Would you repeat the entries below exactly and omit the pictures?

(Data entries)
►

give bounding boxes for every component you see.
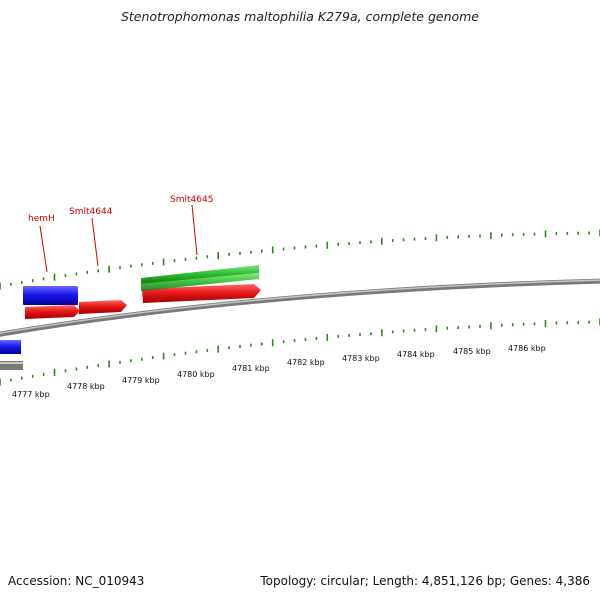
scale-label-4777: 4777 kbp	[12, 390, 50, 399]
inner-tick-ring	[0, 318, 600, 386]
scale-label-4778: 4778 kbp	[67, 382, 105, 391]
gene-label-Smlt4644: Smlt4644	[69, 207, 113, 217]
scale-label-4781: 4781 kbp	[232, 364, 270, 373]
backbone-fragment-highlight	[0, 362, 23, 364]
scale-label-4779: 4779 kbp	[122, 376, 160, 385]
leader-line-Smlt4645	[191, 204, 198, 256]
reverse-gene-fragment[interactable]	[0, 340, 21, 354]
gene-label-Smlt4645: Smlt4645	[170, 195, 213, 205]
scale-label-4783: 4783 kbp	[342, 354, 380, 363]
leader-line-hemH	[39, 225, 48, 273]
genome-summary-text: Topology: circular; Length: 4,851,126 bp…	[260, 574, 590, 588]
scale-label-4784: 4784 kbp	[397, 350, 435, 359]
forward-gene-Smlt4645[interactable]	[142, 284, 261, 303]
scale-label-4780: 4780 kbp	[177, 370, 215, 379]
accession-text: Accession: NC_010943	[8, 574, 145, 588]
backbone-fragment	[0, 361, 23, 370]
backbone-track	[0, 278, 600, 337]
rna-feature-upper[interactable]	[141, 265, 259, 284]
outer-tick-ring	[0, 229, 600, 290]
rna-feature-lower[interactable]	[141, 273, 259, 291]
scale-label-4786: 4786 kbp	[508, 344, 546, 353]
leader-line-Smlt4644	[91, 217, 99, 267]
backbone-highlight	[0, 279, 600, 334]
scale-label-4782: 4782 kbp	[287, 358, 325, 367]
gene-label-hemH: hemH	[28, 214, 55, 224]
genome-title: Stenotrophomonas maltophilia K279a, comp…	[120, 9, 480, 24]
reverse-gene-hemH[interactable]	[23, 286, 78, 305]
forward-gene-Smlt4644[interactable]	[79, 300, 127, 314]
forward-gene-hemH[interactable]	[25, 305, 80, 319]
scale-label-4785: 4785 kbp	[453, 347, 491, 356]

◄

Answer box:
give bounding boxes for every component you see.
scale-label-4777: 4777 kbp	[12, 390, 50, 399]
inner-tick-ring	[0, 318, 600, 386]
scale-label-4778: 4778 kbp	[67, 382, 105, 391]
gene-label-Smlt4644: Smlt4644	[69, 207, 113, 217]
scale-label-4781: 4781 kbp	[232, 364, 270, 373]
backbone-fragment-highlight	[0, 362, 23, 364]
scale-label-4779: 4779 kbp	[122, 376, 160, 385]
leader-line-Smlt4645	[191, 204, 198, 256]
reverse-gene-fragment[interactable]	[0, 340, 21, 354]
gene-label-Smlt4645: Smlt4645	[170, 195, 213, 205]
scale-label-4783: 4783 kbp	[342, 354, 380, 363]
leader-line-hemH	[39, 225, 48, 273]
genome-summary-text: Topology: circular; Length: 4,851,126 bp…	[260, 574, 590, 588]
scale-label-4784: 4784 kbp	[397, 350, 435, 359]
forward-gene-Smlt4645[interactable]	[142, 284, 261, 303]
scale-label-4780: 4780 kbp	[177, 370, 215, 379]
accession-text: Accession: NC_010943	[8, 574, 145, 588]
backbone-fragment	[0, 361, 23, 370]
backbone-track	[0, 278, 600, 337]
rna-feature-upper[interactable]	[141, 265, 259, 284]
outer-tick-ring	[0, 229, 600, 290]
rna-feature-lower[interactable]	[141, 273, 259, 291]
scale-label-4786: 4786 kbp	[508, 344, 546, 353]
leader-line-Smlt4644	[91, 217, 99, 267]
backbone-highlight	[0, 279, 600, 334]
scale-label-4782: 4782 kbp	[287, 358, 325, 367]
gene-label-hemH: hemH	[28, 214, 55, 224]
genome-title: Stenotrophomonas maltophilia K279a, comp…	[120, 9, 480, 24]
reverse-gene-hemH[interactable]	[23, 286, 78, 305]
forward-gene-Smlt4644[interactable]	[79, 300, 127, 314]
forward-gene-hemH[interactable]	[25, 305, 80, 319]
scale-label-4785: 4785 kbp	[453, 347, 491, 356]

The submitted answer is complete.